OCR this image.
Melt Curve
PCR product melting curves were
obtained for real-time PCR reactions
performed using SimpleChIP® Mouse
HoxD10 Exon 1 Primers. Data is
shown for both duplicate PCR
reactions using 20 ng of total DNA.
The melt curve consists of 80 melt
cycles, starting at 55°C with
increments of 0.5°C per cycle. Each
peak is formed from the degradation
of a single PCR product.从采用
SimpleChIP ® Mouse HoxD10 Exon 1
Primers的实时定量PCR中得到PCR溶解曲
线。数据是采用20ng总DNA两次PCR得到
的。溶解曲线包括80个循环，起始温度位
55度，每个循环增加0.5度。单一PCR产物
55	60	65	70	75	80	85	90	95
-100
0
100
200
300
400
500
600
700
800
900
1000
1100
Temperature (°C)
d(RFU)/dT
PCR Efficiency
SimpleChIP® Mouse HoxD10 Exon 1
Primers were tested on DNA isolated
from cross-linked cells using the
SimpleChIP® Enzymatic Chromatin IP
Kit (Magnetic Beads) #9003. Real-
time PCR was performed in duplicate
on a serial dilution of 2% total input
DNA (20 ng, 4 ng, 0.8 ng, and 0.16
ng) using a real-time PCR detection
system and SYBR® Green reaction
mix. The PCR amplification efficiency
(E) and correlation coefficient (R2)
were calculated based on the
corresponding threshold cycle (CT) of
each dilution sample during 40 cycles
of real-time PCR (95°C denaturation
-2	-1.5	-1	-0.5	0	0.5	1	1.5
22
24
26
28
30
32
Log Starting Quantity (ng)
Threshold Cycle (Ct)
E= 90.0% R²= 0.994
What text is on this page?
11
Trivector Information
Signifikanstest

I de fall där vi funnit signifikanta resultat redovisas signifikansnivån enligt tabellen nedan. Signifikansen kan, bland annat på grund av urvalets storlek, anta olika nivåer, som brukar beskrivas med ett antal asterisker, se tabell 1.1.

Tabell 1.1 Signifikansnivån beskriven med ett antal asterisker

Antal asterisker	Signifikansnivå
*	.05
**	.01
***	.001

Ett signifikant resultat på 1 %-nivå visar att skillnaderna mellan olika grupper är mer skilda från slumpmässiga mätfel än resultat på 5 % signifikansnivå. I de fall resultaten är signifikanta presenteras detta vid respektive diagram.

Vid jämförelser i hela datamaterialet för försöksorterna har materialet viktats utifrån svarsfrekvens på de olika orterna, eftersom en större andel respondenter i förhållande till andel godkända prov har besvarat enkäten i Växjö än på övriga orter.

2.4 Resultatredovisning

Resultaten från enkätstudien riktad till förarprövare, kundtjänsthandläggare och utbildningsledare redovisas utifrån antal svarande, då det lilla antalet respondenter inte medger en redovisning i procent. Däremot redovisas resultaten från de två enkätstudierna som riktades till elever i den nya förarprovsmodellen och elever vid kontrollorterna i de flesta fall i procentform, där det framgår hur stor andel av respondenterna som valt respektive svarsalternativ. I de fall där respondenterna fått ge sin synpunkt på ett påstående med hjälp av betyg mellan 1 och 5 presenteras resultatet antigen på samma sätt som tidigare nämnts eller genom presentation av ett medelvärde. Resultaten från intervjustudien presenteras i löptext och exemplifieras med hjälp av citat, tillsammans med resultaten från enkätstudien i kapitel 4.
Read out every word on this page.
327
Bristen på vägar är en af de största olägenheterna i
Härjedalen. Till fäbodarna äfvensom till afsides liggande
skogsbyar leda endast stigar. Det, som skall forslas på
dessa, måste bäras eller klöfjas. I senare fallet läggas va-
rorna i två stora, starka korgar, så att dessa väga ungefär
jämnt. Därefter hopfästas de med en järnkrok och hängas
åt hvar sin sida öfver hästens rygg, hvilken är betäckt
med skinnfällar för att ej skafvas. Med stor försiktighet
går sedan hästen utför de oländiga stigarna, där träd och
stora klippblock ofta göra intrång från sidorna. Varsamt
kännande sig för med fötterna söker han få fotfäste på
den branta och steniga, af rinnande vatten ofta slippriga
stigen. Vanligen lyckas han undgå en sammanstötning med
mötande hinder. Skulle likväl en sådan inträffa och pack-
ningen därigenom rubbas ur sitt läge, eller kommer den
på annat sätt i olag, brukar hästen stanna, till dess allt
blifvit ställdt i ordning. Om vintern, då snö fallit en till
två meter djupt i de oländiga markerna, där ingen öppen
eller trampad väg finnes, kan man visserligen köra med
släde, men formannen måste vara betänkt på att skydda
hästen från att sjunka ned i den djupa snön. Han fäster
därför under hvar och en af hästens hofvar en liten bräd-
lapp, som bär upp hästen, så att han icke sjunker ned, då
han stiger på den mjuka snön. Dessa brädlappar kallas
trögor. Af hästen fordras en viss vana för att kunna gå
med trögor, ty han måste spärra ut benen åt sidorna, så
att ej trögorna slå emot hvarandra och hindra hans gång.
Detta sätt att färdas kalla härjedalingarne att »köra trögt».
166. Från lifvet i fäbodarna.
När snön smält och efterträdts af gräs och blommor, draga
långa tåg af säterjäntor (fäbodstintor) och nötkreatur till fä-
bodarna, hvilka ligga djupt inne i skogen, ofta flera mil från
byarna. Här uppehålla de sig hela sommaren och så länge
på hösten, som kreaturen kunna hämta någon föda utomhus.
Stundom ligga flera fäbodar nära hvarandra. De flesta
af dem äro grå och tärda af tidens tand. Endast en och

DIRECTIONS => Return, in full, every line of these entries that holds "reactions".

SOLVED PROBLEM =>
obtained for real-time PCR reactions
reactions using 20 ng of total DNA.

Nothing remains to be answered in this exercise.